** Begin SUPPLIED DATA **
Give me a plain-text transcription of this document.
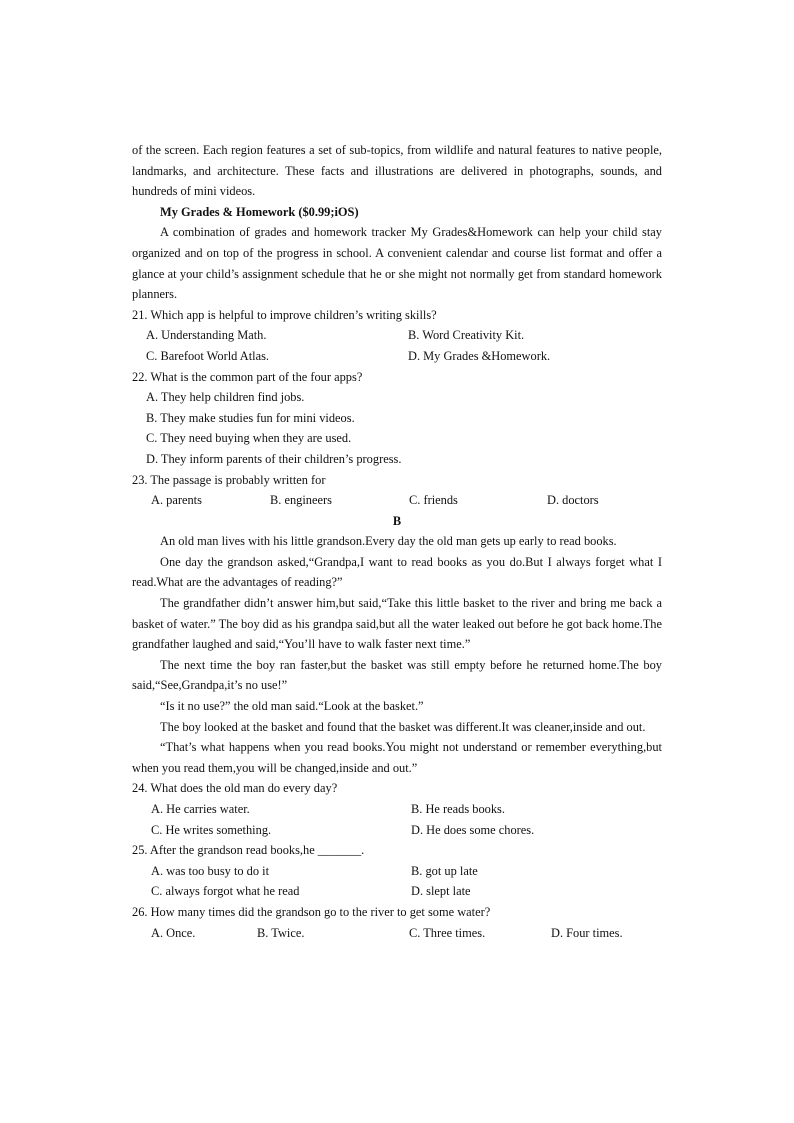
of the screen. Each region features a set of sub-topics, from wildlife and natural features to native people, landmarks, and architecture. These facts and illustrations are delivered in photographs, sounds, and hundreds of mini videos.

My Grades & Homework ($0.99;iOS)

A combination of grades and homework tracker My Grades&Homework can help your child stay organized and on top of the progress in school. A convenient calendar and course list format and offer a glance at your child’s assignment schedule that he or she might not normally get from standard homework planners.

21. Which app is helpful to improve children’s writing skills?
A. Understanding Math.	B. Word Creativity Kit.
C. Barefoot World Atlas.	D. My Grades &Homework.
22. What is the common part of the four apps?
A. They help children find jobs.
B. They make studies fun for mini videos.
C. They need buying when they are used.
D. They inform parents of their children’s progress.
23. The passage is probably written for
A. parents	B. engineers	C. friends	D. doctors
B

An old man lives with his little grandson.Every day the old man gets up early to read books.

One day the grandson asked,“Grandpa,I want to read books as you do.But I always forget what I read.What are the advantages of reading?”

The grandfather didn’t answer him,but said,“Take this little basket to the river and bring me back a basket of water.” The boy did as his grandpa said,but all the water leaked out before he got back home.The grandfather laughed and said,“You’ll have to walk faster next time.”

The next time the boy ran faster,but the basket was still empty before he returned home.The boy said,“See,Grandpa,it’s no use!”

“Is it no use?” the old man said.“Look at the basket.”

The boy looked at the basket and found that the basket was different.It was cleaner,inside and out.

“That’s what happens when you read books.You might not understand or remember everything,but when you read them,you will be changed,inside and out.”

24. What does the old man do every day?
A. He carries water.	B. He reads books.
C. He writes something.	D. He does some chores.
25. After the grandson read books,he _______.
A. was too busy to do it	B. got up late
C. always forgot what he read	D. slept late
26. How many times did the grandson go to the river to get some water?
A. Once.	B. Twice.	C. Three times.	D. Four times.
** End SUPPLIED DATA **
EXERCISE: Every line of the records that includes the word "next" should be gathered.

TASK SOLUTION:
The grandfather didn’t answer him,but said,“Take this little basket to the river and bring me back a basket of water.” The boy did as his grandpa said,but all the water leaked out before he got back home.The grandfather laughed and said,“You’ll have to walk faster next time.”
The next time the boy ran faster,but the basket was still empty before he returned home.The boy said,“See,Grandpa,it’s no use!”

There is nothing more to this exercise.